(Items from a dataset)
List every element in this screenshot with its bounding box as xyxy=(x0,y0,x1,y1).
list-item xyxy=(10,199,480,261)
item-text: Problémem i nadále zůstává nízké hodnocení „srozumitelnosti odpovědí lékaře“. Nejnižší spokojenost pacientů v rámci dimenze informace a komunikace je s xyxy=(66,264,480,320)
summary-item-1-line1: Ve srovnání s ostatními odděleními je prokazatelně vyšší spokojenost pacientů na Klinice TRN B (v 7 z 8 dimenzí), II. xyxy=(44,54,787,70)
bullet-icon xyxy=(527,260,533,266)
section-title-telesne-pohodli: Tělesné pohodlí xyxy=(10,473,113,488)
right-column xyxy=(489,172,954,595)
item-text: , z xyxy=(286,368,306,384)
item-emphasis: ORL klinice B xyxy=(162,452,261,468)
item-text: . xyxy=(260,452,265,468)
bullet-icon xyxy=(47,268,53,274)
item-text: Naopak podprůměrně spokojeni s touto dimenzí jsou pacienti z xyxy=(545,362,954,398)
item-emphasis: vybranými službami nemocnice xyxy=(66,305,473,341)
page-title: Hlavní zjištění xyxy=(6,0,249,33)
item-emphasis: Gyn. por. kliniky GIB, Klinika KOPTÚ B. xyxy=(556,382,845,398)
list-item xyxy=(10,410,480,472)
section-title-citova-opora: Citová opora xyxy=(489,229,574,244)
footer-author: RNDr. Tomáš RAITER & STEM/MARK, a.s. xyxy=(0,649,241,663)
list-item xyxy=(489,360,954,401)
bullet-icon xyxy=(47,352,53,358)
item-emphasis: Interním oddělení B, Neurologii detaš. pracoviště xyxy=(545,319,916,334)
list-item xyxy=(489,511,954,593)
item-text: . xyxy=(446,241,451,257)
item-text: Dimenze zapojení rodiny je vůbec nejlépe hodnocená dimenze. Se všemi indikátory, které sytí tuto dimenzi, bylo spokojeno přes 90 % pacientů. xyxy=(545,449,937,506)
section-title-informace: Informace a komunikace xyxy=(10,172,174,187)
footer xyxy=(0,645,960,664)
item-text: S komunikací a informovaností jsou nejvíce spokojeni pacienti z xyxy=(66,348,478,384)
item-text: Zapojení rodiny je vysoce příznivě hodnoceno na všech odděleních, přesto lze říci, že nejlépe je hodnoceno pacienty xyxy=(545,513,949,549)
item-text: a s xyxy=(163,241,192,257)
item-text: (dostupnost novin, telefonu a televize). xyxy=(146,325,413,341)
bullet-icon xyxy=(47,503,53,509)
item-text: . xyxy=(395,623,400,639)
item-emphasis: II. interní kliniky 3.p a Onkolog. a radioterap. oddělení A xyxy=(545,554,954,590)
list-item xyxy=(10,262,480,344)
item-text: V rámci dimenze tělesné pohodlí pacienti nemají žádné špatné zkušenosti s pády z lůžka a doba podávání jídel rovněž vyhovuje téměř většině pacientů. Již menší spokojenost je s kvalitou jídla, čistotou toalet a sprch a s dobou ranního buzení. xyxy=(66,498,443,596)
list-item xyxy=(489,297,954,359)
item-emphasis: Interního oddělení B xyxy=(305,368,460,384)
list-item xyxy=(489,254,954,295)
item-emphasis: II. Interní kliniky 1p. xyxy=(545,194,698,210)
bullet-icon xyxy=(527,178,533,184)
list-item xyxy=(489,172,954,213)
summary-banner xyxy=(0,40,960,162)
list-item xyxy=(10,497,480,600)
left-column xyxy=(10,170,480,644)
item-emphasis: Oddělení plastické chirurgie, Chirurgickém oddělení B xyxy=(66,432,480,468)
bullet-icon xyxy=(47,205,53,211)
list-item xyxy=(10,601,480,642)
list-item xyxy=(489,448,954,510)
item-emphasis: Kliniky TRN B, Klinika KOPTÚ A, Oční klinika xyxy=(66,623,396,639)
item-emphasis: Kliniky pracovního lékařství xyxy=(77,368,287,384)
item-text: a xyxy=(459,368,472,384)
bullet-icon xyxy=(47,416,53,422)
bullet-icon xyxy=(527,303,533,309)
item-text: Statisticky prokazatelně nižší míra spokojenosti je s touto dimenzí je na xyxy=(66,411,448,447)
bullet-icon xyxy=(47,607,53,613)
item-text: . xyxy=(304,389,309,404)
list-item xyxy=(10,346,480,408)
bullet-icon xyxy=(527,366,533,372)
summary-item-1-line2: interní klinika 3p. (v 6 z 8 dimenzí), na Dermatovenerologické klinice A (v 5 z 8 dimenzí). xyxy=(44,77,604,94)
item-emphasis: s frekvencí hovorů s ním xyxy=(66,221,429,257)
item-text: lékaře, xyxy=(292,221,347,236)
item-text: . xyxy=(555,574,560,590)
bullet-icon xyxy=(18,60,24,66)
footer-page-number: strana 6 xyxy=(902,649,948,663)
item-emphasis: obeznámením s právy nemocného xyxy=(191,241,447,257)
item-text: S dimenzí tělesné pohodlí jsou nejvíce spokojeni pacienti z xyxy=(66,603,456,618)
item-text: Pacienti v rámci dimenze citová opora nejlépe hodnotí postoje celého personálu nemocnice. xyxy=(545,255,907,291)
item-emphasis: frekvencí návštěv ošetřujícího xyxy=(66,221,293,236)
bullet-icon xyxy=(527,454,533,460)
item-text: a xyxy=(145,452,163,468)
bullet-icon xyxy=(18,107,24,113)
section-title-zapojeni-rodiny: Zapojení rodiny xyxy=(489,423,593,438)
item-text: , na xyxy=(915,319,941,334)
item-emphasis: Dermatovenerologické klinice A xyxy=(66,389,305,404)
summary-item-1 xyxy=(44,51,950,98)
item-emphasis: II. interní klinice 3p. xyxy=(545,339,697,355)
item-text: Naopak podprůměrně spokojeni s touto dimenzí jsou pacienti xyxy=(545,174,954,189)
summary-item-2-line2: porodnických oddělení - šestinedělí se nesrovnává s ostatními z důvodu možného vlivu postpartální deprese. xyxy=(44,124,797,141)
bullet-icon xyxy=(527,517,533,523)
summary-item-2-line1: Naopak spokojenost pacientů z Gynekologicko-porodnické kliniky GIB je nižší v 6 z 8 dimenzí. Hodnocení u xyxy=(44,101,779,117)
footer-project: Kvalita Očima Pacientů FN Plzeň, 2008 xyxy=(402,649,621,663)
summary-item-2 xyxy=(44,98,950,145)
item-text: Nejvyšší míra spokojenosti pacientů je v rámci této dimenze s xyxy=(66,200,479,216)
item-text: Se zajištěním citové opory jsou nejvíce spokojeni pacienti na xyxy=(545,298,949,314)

Written request
Identify each line of the data above that contains the string "spokojenosti", and copy those lines in full. Matching is case-sensitive.

The reply
item-text: Statisticky prokazatelně nižší míra spokojenosti je s touto dimenzí je na xyxy=(66,411,448,447)
item-text: Nejvyšší míra spokojenosti pacientů je v rámci této dimenze s xyxy=(66,200,479,216)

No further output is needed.